═══ EXERCISE DATA ═══
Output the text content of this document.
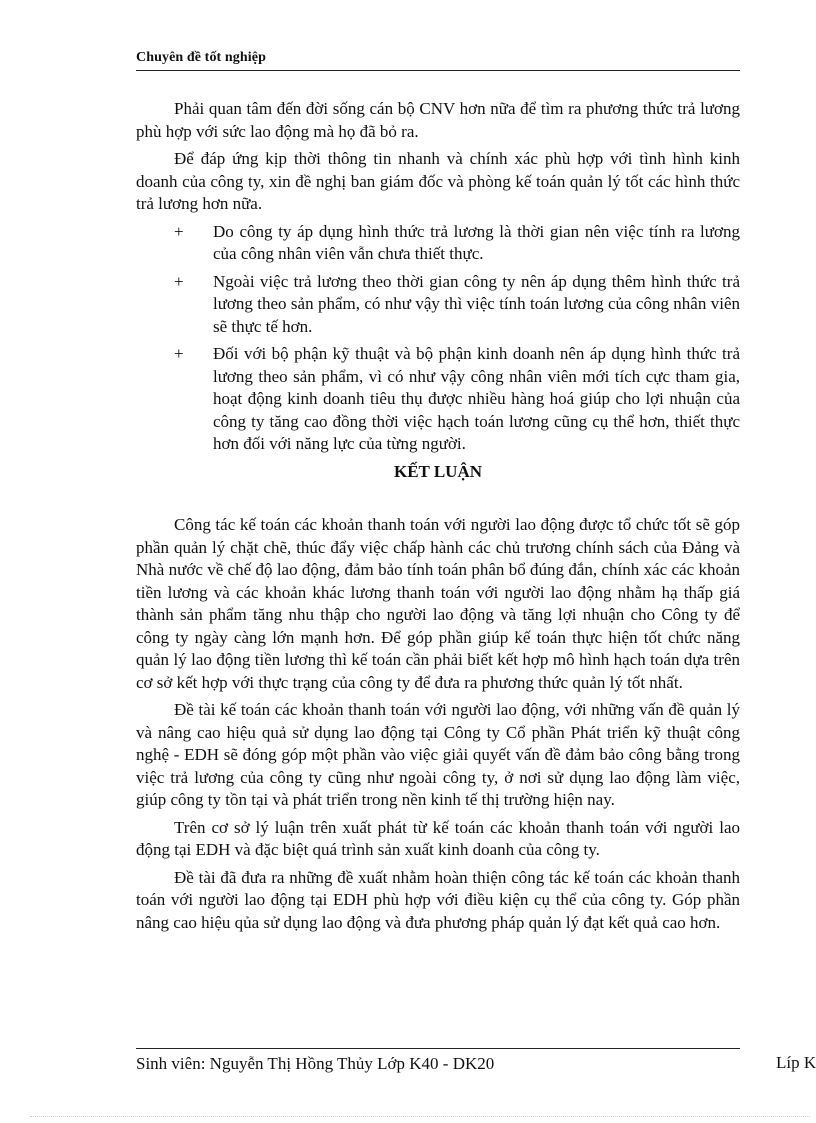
Chuyên đề tốt nghiệp

Phải quan tâm đến đời sống cán bộ CNV hơn nữa để tìm ra phương thức trả lương phù hợp với sức lao động mà họ đã bỏ ra.

Để đáp ứng kịp thời thông tin nhanh và chính xác phù hợp với tình hình kinh doanh của công ty, xin đề nghị ban giám đốc và phòng kế toán quản lý tốt các hình thức trả lương hơn nữa.

+ Do công ty áp dụng hình thức trả lương là thời gian nên việc tính ra lương của công nhân viên vẫn chưa thiết thực.
+ Ngoài việc trả lương theo thời gian công ty nên áp dụng thêm hình thức trả lương theo sản phẩm, có như vậy thì việc tính toán lương của công nhân viên sẽ thực tế hơn.
+ Đối với bộ phận kỹ thuật và bộ phận kinh doanh nên áp dụng hình thức trả lương theo sản phẩm, vì có như vậy công nhân viên mới tích cực tham gia, hoạt động kinh doanh tiêu thụ được nhiều hàng hoá giúp cho lợi nhuận của công ty tăng cao đồng thời việc hạch toán lương cũng cụ thể hơn, thiết thực hơn đối với năng lực của từng người.
KẾT LUẬN

Công tác kế toán các khoản thanh toán với người lao động được tổ chức tốt sẽ góp phần quản lý chặt chẽ, thúc đẩy việc chấp hành các chủ trương chính sách của Đảng và Nhà nước về chế độ lao động, đảm bảo tính toán phân bổ đúng đắn, chính xác các khoản tiền lương và các khoản khác lương thanh toán với người lao động nhằm hạ thấp giá thành sản phẩm tăng nhu thập cho người lao động và tăng lợi nhuận cho Công ty để công ty ngày càng lớn mạnh hơn. Để góp phần giúp kế toán thực hiện tốt chức năng quản lý lao động tiền lương thì kế toán cần phải biết kết hợp mô hình hạch toán dựa trên cơ sở kết hợp với thực trạng của công ty để đưa ra phương thức quản lý tốt nhất.

Đề tài kế toán các khoản thanh toán với người lao động, với những vấn đề quản lý và nâng cao hiệu quả sử dụng lao động tại Công ty Cổ phần Phát triển kỹ thuật công nghệ - EDH sẽ đóng góp một phần vào việc giải quyết vấn đề đảm bảo công bằng trong việc trả lương của công ty cũng như ngoài công ty, ở nơi sử dụng lao động làm việc, giúp công ty tồn tại và phát triển trong nền kinh tế thị trường hiện nay.

Trên cơ sở lý luận trên xuất phát từ kế toán các khoản thanh toán với người lao động tại EDH và đặc biệt quá trình sản xuất kinh doanh của công ty.

Đề tài đã đưa ra những đề xuất nhằm hoàn thiện công tác kế toán các khoản thanh toán với người lao động tại EDH phù hợp với điều kiện cụ thể của công ty. Góp phần nâng cao hiệu qủa sử dụng lao động và đưa phương pháp quản lý đạt kết quả cao hơn.

Sinh viên: Nguyễn Thị Hồng Thủy Lớp K40 - DK20	Líp K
═══
__WHAT THE TASK ASKS__.
Search the entries for "thực" and copy out each line that has it.

__FULL ANSWER__.
+ Do công ty áp dụng hình thức trả lương là thời gian nên việc tính ra lương của công nhân viên vẫn chưa thiết thực.
+ Ngoài việc trả lương theo thời gian công ty nên áp dụng thêm hình thức trả lương theo sản phẩm, có như vậy thì việc tính toán lương của công nhân viên sẽ thực tế hơn.
+ Đối với bộ phận kỹ thuật và bộ phận kinh doanh nên áp dụng hình thức trả lương theo sản phẩm, vì có như vậy công nhân viên mới tích cực tham gia, hoạt động kinh doanh tiêu thụ được nhiều hàng hoá giúp cho lợi nhuận của công ty tăng cao đồng thời việc hạch toán lương cũng cụ thể hơn, thiết thực hơn đối với năng lực của từng người.
Công tác kế toán các khoản thanh toán với người lao động được tổ chức tốt sẽ góp phần quản lý chặt chẽ, thúc đẩy việc chấp hành các chủ trương chính sách của Đảng và Nhà nước về chế độ lao động, đảm bảo tính toán phân bổ đúng đắn, chính xác các khoản tiền lương và các khoản khác lương thanh toán với người lao động nhằm hạ thấp giá thành sản phẩm tăng nhu thập cho người lao động và tăng lợi nhuận cho Công ty để công ty ngày càng lớn mạnh hơn. Để góp phần giúp kế toán thực hiện tốt chức năng quản lý lao động tiền lương thì kế toán cần phải biết kết hợp mô hình hạch toán dựa trên cơ sở kết hợp với thực trạng của công ty để đưa ra phương thức quản lý tốt nhất.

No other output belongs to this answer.